Short exercise – Counting only lines that hold "JSON", give the total and nothing more.
═══ Task material ═══
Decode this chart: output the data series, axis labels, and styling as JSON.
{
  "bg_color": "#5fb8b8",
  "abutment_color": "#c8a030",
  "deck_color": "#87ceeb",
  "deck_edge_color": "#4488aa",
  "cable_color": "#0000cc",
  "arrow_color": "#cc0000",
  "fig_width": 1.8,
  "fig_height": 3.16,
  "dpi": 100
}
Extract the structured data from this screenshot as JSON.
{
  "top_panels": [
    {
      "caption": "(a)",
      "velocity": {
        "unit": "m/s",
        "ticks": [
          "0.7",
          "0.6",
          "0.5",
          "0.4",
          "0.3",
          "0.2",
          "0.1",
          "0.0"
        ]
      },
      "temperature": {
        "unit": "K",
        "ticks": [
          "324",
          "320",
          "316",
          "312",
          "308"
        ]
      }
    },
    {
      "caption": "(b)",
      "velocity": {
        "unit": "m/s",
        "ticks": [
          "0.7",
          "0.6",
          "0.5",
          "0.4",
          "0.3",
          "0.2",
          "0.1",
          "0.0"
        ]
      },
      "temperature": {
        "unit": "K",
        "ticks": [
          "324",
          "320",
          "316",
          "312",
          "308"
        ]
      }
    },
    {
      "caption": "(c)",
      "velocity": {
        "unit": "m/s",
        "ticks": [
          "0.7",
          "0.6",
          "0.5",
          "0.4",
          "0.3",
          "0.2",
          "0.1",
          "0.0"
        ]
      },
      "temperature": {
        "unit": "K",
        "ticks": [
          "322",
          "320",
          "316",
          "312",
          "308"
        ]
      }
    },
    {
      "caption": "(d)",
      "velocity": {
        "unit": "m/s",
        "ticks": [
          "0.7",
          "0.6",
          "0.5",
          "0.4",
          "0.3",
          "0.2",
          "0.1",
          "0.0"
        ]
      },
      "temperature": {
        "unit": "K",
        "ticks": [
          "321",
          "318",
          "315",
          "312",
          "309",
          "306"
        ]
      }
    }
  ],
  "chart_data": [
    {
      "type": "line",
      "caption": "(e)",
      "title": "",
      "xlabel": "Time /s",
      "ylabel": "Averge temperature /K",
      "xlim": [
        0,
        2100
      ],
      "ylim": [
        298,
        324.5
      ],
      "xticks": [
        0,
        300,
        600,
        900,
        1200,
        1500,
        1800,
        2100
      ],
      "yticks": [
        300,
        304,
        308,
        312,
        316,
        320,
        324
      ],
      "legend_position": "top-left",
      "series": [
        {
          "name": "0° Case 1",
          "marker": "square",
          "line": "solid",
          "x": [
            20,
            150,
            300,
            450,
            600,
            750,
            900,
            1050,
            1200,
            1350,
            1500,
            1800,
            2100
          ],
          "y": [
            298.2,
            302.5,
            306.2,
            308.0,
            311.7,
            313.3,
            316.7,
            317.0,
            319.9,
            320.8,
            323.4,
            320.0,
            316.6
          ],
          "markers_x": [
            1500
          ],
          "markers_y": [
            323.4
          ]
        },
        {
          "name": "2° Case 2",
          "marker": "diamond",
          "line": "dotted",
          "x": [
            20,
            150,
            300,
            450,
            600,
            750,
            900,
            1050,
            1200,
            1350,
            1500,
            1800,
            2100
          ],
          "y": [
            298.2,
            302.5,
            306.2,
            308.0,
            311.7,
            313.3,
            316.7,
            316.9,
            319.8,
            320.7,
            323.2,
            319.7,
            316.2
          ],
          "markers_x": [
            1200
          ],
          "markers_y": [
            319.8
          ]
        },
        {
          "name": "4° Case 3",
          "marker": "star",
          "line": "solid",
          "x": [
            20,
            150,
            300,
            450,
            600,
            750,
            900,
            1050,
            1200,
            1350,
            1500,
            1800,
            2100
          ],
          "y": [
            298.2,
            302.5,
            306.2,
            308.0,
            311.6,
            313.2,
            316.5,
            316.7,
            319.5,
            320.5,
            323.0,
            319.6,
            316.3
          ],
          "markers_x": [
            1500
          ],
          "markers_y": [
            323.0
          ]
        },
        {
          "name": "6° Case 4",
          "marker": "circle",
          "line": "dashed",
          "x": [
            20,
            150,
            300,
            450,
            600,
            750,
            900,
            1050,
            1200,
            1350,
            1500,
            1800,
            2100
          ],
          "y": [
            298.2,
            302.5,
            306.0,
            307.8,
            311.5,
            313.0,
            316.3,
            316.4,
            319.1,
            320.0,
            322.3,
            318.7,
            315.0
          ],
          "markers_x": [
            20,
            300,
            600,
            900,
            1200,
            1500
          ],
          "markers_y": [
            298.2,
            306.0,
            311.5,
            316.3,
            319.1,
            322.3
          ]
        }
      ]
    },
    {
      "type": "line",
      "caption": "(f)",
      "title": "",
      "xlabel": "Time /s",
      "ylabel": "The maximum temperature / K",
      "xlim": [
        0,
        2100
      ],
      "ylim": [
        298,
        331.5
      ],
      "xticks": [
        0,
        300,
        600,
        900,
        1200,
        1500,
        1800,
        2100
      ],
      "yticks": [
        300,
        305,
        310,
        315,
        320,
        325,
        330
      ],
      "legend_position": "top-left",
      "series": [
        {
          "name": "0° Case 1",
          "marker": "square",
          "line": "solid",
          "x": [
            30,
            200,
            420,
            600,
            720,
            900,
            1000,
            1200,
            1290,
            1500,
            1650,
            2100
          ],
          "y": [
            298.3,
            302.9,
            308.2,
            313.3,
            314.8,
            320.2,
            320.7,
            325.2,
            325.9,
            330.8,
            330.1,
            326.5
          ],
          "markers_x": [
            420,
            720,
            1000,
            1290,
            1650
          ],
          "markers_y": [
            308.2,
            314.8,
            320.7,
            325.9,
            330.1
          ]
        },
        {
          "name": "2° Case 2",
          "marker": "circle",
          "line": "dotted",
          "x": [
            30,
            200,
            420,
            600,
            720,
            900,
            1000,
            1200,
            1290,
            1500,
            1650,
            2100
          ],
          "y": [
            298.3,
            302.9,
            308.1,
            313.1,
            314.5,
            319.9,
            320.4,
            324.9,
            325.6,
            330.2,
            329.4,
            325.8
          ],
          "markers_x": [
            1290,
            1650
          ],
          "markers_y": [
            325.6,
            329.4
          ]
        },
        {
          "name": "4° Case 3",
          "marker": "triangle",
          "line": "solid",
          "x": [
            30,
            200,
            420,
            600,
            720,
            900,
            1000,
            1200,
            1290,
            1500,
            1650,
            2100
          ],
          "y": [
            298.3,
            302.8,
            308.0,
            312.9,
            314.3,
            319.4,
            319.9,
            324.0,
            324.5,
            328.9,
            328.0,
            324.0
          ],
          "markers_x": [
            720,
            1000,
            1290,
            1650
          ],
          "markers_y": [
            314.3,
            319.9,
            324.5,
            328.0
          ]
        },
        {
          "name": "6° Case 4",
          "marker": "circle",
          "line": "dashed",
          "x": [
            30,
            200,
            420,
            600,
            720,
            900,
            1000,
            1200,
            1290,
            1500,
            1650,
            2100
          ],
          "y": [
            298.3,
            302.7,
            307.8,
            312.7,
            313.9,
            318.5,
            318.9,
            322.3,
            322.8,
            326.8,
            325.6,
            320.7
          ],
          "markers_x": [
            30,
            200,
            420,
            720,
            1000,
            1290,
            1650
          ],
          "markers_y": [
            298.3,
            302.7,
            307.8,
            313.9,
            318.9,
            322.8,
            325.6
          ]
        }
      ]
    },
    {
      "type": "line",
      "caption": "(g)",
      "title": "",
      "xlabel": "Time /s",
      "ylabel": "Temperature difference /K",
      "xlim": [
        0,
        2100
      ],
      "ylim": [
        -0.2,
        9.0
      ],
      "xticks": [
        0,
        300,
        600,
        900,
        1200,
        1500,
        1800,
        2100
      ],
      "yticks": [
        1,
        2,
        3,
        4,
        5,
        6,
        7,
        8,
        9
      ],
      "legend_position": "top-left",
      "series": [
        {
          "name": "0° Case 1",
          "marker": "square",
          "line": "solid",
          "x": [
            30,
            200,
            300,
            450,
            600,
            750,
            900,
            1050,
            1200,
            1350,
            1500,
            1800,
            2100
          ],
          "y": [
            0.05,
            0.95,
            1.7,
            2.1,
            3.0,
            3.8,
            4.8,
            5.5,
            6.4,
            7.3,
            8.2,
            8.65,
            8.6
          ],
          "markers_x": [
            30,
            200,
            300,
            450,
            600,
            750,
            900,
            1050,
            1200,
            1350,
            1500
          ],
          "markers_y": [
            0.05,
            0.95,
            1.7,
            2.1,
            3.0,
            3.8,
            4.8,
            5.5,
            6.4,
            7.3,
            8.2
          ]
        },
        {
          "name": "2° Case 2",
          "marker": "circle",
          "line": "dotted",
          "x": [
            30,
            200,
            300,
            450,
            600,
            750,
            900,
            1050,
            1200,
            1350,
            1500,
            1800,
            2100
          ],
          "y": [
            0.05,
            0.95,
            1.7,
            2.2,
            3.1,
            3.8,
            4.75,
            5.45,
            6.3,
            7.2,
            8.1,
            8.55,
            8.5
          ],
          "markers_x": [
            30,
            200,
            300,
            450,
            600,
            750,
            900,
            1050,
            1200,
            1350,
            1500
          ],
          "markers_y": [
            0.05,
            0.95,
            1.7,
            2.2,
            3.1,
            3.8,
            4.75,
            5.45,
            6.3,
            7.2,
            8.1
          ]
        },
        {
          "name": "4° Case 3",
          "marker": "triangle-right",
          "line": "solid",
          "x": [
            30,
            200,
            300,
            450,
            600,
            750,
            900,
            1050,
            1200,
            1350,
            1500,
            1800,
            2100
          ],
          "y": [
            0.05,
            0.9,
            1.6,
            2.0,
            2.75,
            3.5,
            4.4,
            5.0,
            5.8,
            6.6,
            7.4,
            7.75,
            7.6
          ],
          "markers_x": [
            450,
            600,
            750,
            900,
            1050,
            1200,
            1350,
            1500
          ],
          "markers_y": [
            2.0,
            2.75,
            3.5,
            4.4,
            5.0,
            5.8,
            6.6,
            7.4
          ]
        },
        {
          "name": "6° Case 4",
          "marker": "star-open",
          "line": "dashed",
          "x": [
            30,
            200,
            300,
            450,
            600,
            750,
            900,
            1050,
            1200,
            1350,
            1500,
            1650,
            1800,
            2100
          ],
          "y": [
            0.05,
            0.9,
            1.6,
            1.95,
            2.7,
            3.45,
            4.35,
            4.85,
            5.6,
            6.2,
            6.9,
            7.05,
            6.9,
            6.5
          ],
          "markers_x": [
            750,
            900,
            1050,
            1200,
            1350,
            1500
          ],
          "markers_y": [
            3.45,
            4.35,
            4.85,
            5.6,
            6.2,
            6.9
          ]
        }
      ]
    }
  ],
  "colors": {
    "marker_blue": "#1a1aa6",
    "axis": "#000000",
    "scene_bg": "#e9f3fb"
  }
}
═══
Result of this task – 2